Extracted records
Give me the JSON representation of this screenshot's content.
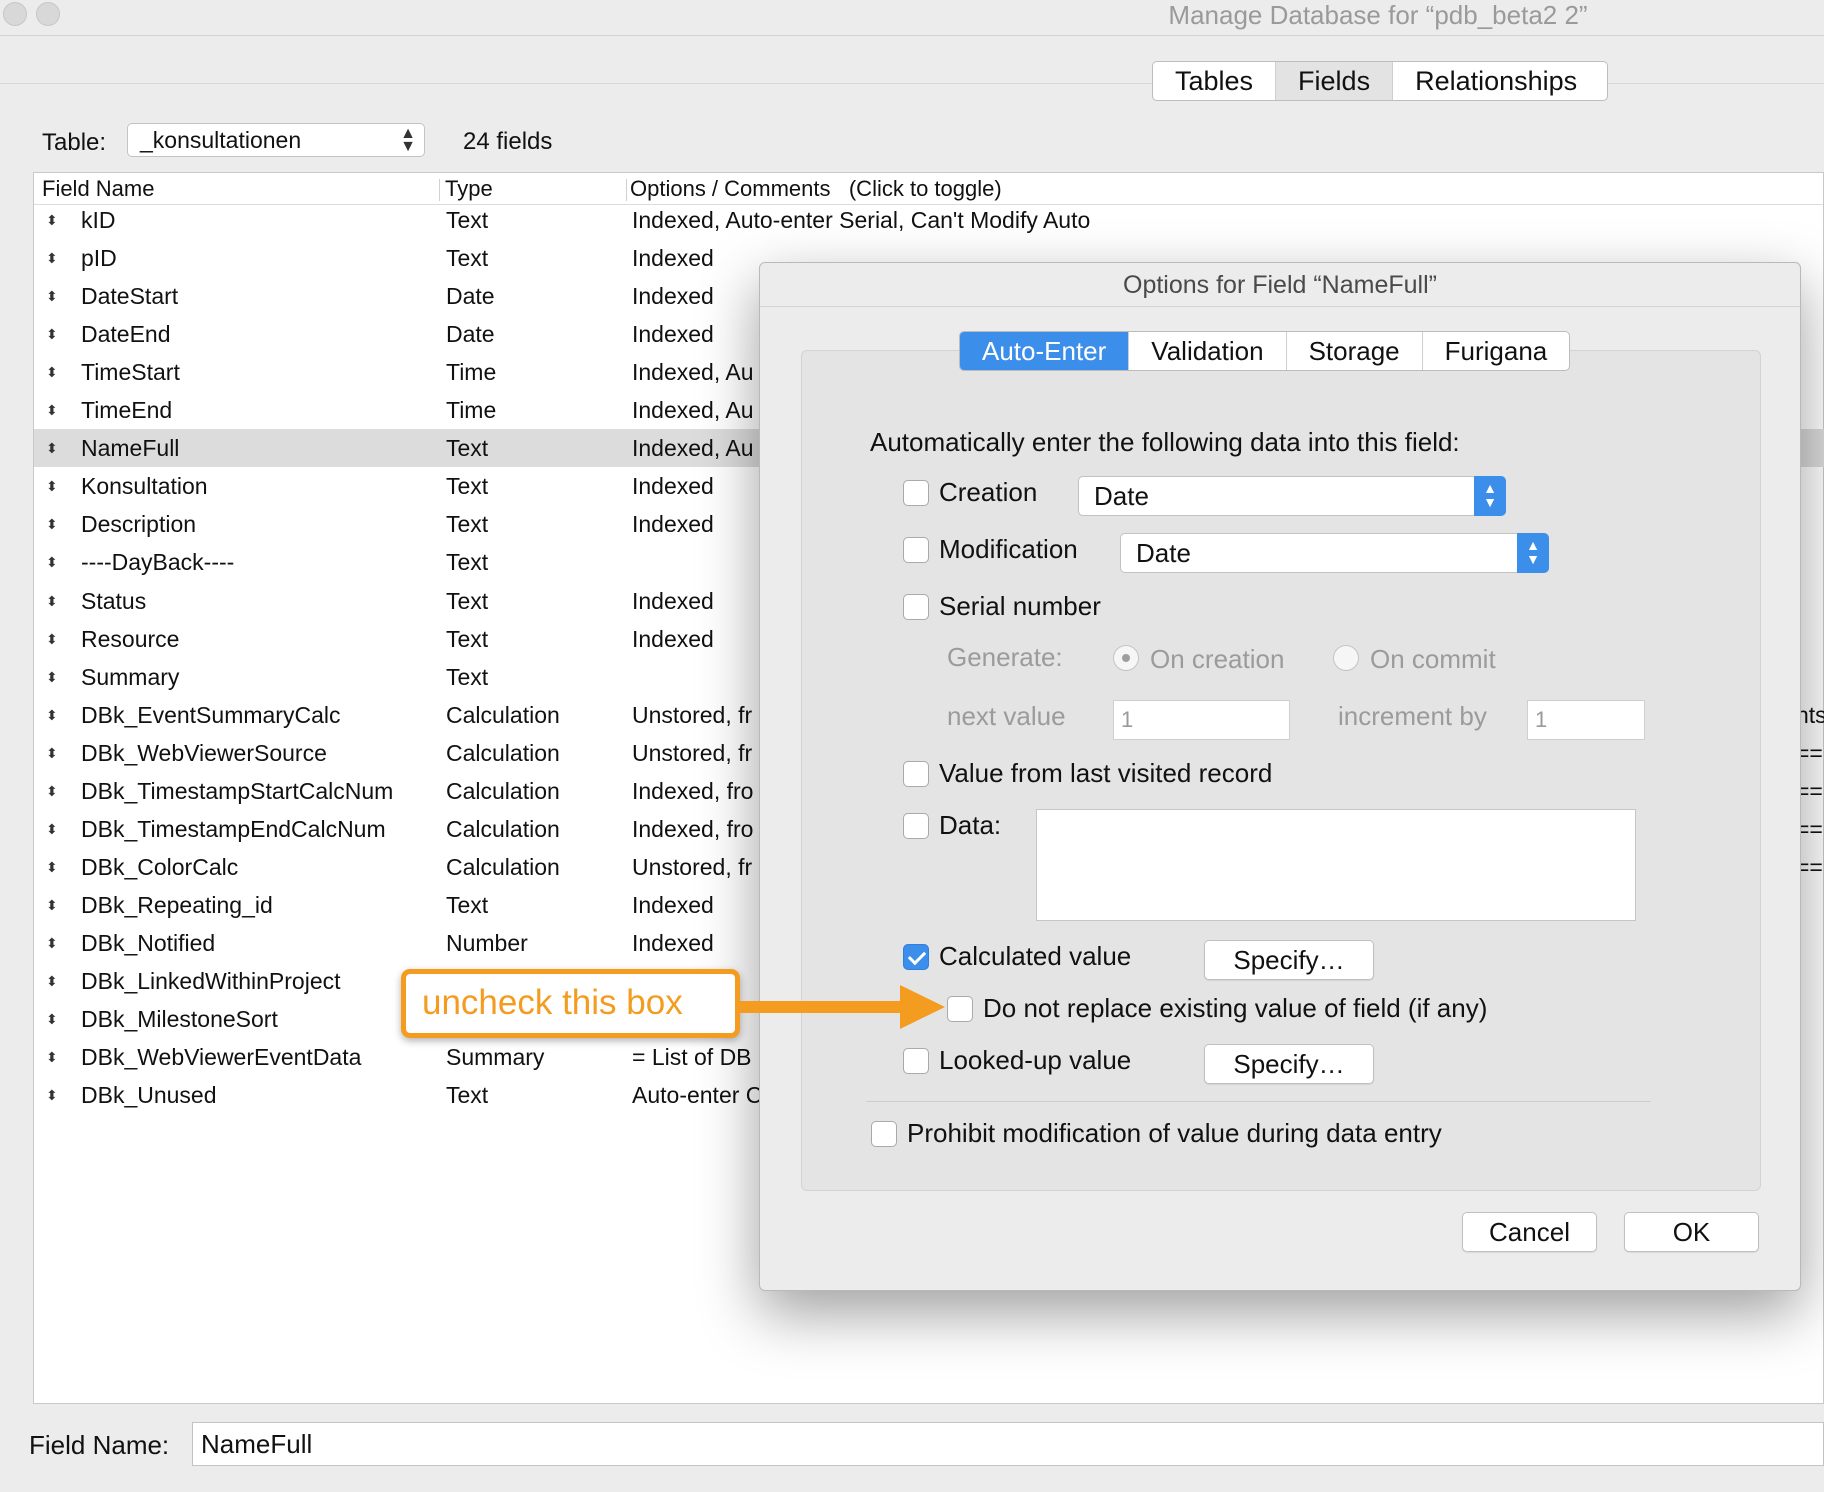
{
  "window": {
    "title": "Manage Database for “pdb_beta2 2”"
  },
  "main_tabs": [
    "Tables",
    "Fields",
    "Relationships"
  ],
  "table_selector": {
    "label": "Table:",
    "value": "_konsultationen",
    "field_count": "24 fields"
  },
  "columns": {
    "name": "Field Name",
    "type": "Type",
    "options": "Options / Comments   (Click to toggle)"
  },
  "fields": [
    {
      "name": "kID",
      "type": "Text",
      "options": "Indexed, Auto-enter Serial, Can't Modify Auto"
    },
    {
      "name": "pID",
      "type": "Text",
      "options": "Indexed"
    },
    {
      "name": "DateStart",
      "type": "Date",
      "options": "Indexed"
    },
    {
      "name": "DateEnd",
      "type": "Date",
      "options": "Indexed"
    },
    {
      "name": "TimeStart",
      "type": "Time",
      "options": "Indexed, Au"
    },
    {
      "name": "TimeEnd",
      "type": "Time",
      "options": "Indexed, Au"
    },
    {
      "name": "NameFull",
      "type": "Text",
      "options": "Indexed, Au"
    },
    {
      "name": "Konsultation",
      "type": "Text",
      "options": "Indexed"
    },
    {
      "name": "Description",
      "type": "Text",
      "options": "Indexed"
    },
    {
      "name": "----DayBack----",
      "type": "Text",
      "options": ""
    },
    {
      "name": "Status",
      "type": "Text",
      "options": "Indexed"
    },
    {
      "name": "Resource",
      "type": "Text",
      "options": "Indexed"
    },
    {
      "name": "Summary",
      "type": "Text",
      "options": ""
    },
    {
      "name": "DBk_EventSummaryCalc",
      "type": "Calculation",
      "options": "Unstored, fr"
    },
    {
      "name": "DBk_WebViewerSource",
      "type": "Calculation",
      "options": "Unstored, fr"
    },
    {
      "name": "DBk_TimestampStartCalcNum",
      "type": "Calculation",
      "options": "Indexed, fro"
    },
    {
      "name": "DBk_TimestampEndCalcNum",
      "type": "Calculation",
      "options": "Indexed, fro"
    },
    {
      "name": "DBk_ColorCalc",
      "type": "Calculation",
      "options": "Unstored, fr"
    },
    {
      "name": "DBk_Repeating_id",
      "type": "Text",
      "options": "Indexed"
    },
    {
      "name": "DBk_Notified",
      "type": "Number",
      "options": "Indexed"
    },
    {
      "name": "DBk_LinkedWithinProject",
      "type": "",
      "options": ""
    },
    {
      "name": "DBk_MilestoneSort",
      "type": "",
      "options": ""
    },
    {
      "name": "DBk_WebViewerEventData",
      "type": "Summary",
      "options": "= List of DB"
    },
    {
      "name": "DBk_Unused",
      "type": "Text",
      "options": "Auto-enter C"
    }
  ],
  "right_edge_fragments": [
    "nts",
    "==",
    "==",
    "==",
    "=="
  ],
  "selected_field": "NameFull",
  "field_name": {
    "label": "Field Name:",
    "value": "NameFull"
  },
  "dialog": {
    "title": "Options for Field “NameFull”",
    "tabs": [
      "Auto-Enter",
      "Validation",
      "Storage",
      "Furigana"
    ],
    "active_tab": "Auto-Enter",
    "heading": "Automatically enter the following data into this field:",
    "creation": {
      "label": "Creation",
      "checked": false,
      "value": "Date"
    },
    "modification": {
      "label": "Modification",
      "checked": false,
      "value": "Date"
    },
    "serial": {
      "label": "Serial number",
      "checked": false,
      "generate_label": "Generate:",
      "on_creation": "On creation",
      "on_commit": "On commit",
      "next_value_label": "next value",
      "next_value": "1",
      "increment_label": "increment by",
      "increment": "1"
    },
    "last_visited": {
      "label": "Value from last visited record",
      "checked": false
    },
    "data": {
      "label": "Data:",
      "checked": false,
      "value": ""
    },
    "calculated": {
      "label": "Calculated value",
      "checked": true,
      "button": "Specify…"
    },
    "do_not_replace": {
      "label": "Do not replace existing value of field (if any)",
      "checked": false
    },
    "looked_up": {
      "label": "Looked-up value",
      "checked": false,
      "button": "Specify…"
    },
    "prohibit": {
      "label": "Prohibit modification of value during data entry",
      "checked": false
    },
    "cancel": "Cancel",
    "ok": "OK"
  },
  "annotation": {
    "text": "uncheck this box",
    "color": "#f39c1f"
  },
  "colors": {
    "accent": "#3b8ee9",
    "selected_row": "#dcdcdc",
    "annotation": "#f39c1f"
  }
}
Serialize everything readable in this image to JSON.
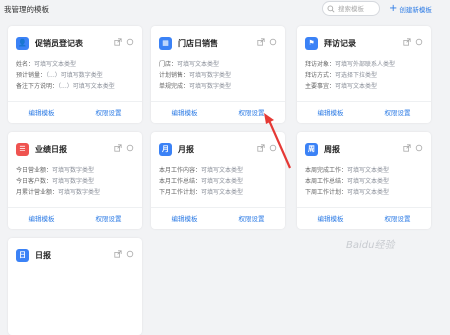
{
  "header": {
    "title": "我管理的模板",
    "search_placeholder": "搜索模板",
    "create_label": "创建新模板"
  },
  "cards": [
    {
      "name": "促销员登记表",
      "color": "#3b82f6",
      "icon": "user-card-icon",
      "icon_char": "👤",
      "fields": [
        {
          "label": "姓名：",
          "value": "可填写文本类型"
        },
        {
          "label": "预计销量：",
          "value": "（...）可填写数字类型"
        },
        {
          "label": "备注下方说明：",
          "value": "（...）可填写文本类型"
        }
      ],
      "edit": "编辑模板",
      "perm": "权限设置"
    },
    {
      "name": "门店日销售",
      "color": "#3b82f6",
      "icon": "store-icon",
      "icon_char": "▦",
      "fields": [
        {
          "label": "门店：",
          "value": "可填写文本类型"
        },
        {
          "label": "计划销售：",
          "value": "可填写数字类型"
        },
        {
          "label": "单规完成：",
          "value": "可填写数字类型"
        }
      ],
      "edit": "编辑模板",
      "perm": "权限设置"
    },
    {
      "name": "拜访记录",
      "color": "#3b82f6",
      "icon": "visit-icon",
      "icon_char": "⚑",
      "fields": [
        {
          "label": "拜访对象：",
          "value": "可填写外部联系人类型"
        },
        {
          "label": "拜访方式：",
          "value": "可选择下拉类型"
        },
        {
          "label": "主要事宜：",
          "value": "可填写文本类型"
        }
      ],
      "edit": "编辑模板",
      "perm": "权限设置"
    },
    {
      "name": "业绩日报",
      "color": "#ef5350",
      "icon": "report-icon",
      "icon_char": "☰",
      "fields": [
        {
          "label": "今日营业额：",
          "value": "可填写数字类型"
        },
        {
          "label": "今日客户数：",
          "value": "可填写数字类型"
        },
        {
          "label": "月累计营业额：",
          "value": "可填写数字类型"
        }
      ],
      "edit": "编辑模板",
      "perm": "权限设置"
    },
    {
      "name": "月报",
      "color": "#3b82f6",
      "icon": "month-icon",
      "icon_char": "月",
      "fields": [
        {
          "label": "本月工作内容：",
          "value": "可填写文本类型"
        },
        {
          "label": "本月工作总结：",
          "value": "可填写文本类型"
        },
        {
          "label": "下月工作计划：",
          "value": "可填写文本类型"
        }
      ],
      "edit": "编辑模板",
      "perm": "权限设置"
    },
    {
      "name": "周报",
      "color": "#3b82f6",
      "icon": "week-icon",
      "icon_char": "周",
      "fields": [
        {
          "label": "本周完成工作：",
          "value": "可填写文本类型"
        },
        {
          "label": "本周工作总结：",
          "value": "可填写文本类型"
        },
        {
          "label": "下周工作计划：",
          "value": "可填写文本类型"
        }
      ],
      "edit": "编辑模板",
      "perm": "权限设置"
    },
    {
      "name": "日报",
      "color": "#3b82f6",
      "icon": "day-icon",
      "icon_char": "日"
    }
  ],
  "watermark": "Baidu经验"
}
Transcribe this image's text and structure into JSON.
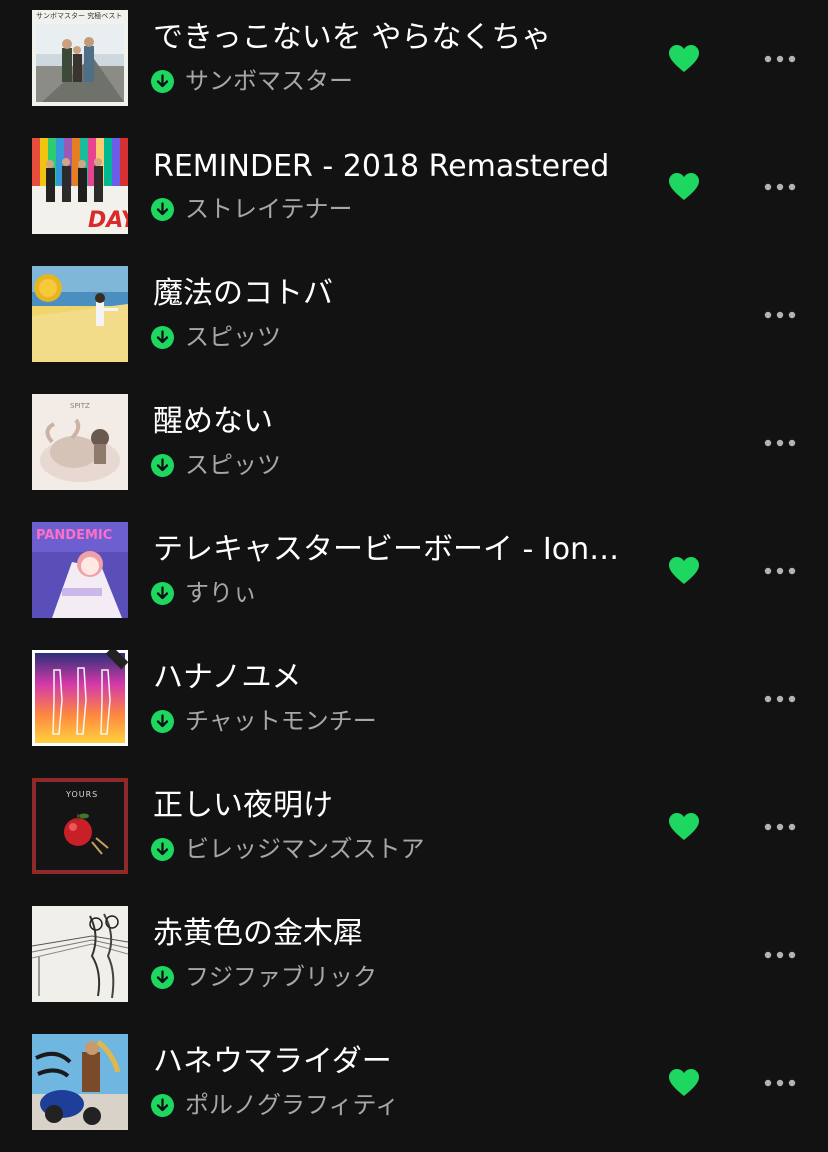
{
  "colors": {
    "background": "#121212",
    "title": "#ffffff",
    "artist": "#a7a7a7",
    "accent_green": "#1ed760",
    "more_dots": "#b3b3b3"
  },
  "tracks": [
    {
      "title": "できっこないを やらなくちゃ",
      "artist": "サンボマスター",
      "liked": true,
      "downloaded": true,
      "cover_text": "サンボマスター 究極ベスト",
      "cover_icon": "album-cover-photo-beach"
    },
    {
      "title": "REMINDER - 2018 Remastered",
      "artist": "ストレイテナー",
      "liked": true,
      "downloaded": true,
      "cover_text": "DAY",
      "cover_icon": "album-cover-colorful-band"
    },
    {
      "title": "魔法のコトバ",
      "artist": "スピッツ",
      "liked": false,
      "downloaded": true,
      "cover_text": "",
      "cover_icon": "album-cover-sun-beach"
    },
    {
      "title": "醒めない",
      "artist": "スピッツ",
      "liked": false,
      "downloaded": true,
      "cover_text": "SPITZ",
      "cover_icon": "album-cover-bull"
    },
    {
      "title": "テレキャスタービーボーイ - Ion…",
      "artist": "すりぃ",
      "liked": true,
      "downloaded": true,
      "cover_text": "PANDEMIC",
      "cover_icon": "album-cover-anime"
    },
    {
      "title": "ハナノユメ",
      "artist": "チャットモンチー",
      "liked": false,
      "downloaded": true,
      "cover_text": "",
      "cover_icon": "album-cover-gradient-figures"
    },
    {
      "title": "正しい夜明け",
      "artist": "ビレッジマンズストア",
      "liked": true,
      "downloaded": true,
      "cover_text": "YOURS",
      "cover_icon": "album-cover-apple"
    },
    {
      "title": "赤黄色の金木犀",
      "artist": "フジファブリック",
      "liked": false,
      "downloaded": true,
      "cover_text": "",
      "cover_icon": "album-cover-sketch"
    },
    {
      "title": "ハネウマライダー",
      "artist": "ポルノグラフィティ",
      "liked": true,
      "downloaded": true,
      "cover_text": "",
      "cover_icon": "album-cover-motorcycle"
    }
  ]
}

» **What this task involves**: Copy out all lines above that include the string "JSON".

» **Answer for the task**:
Give me the JSON representation of this screenshot's content.
Serialize everything readable in this image to JSON.
Transcribe this image's text and structure into JSON.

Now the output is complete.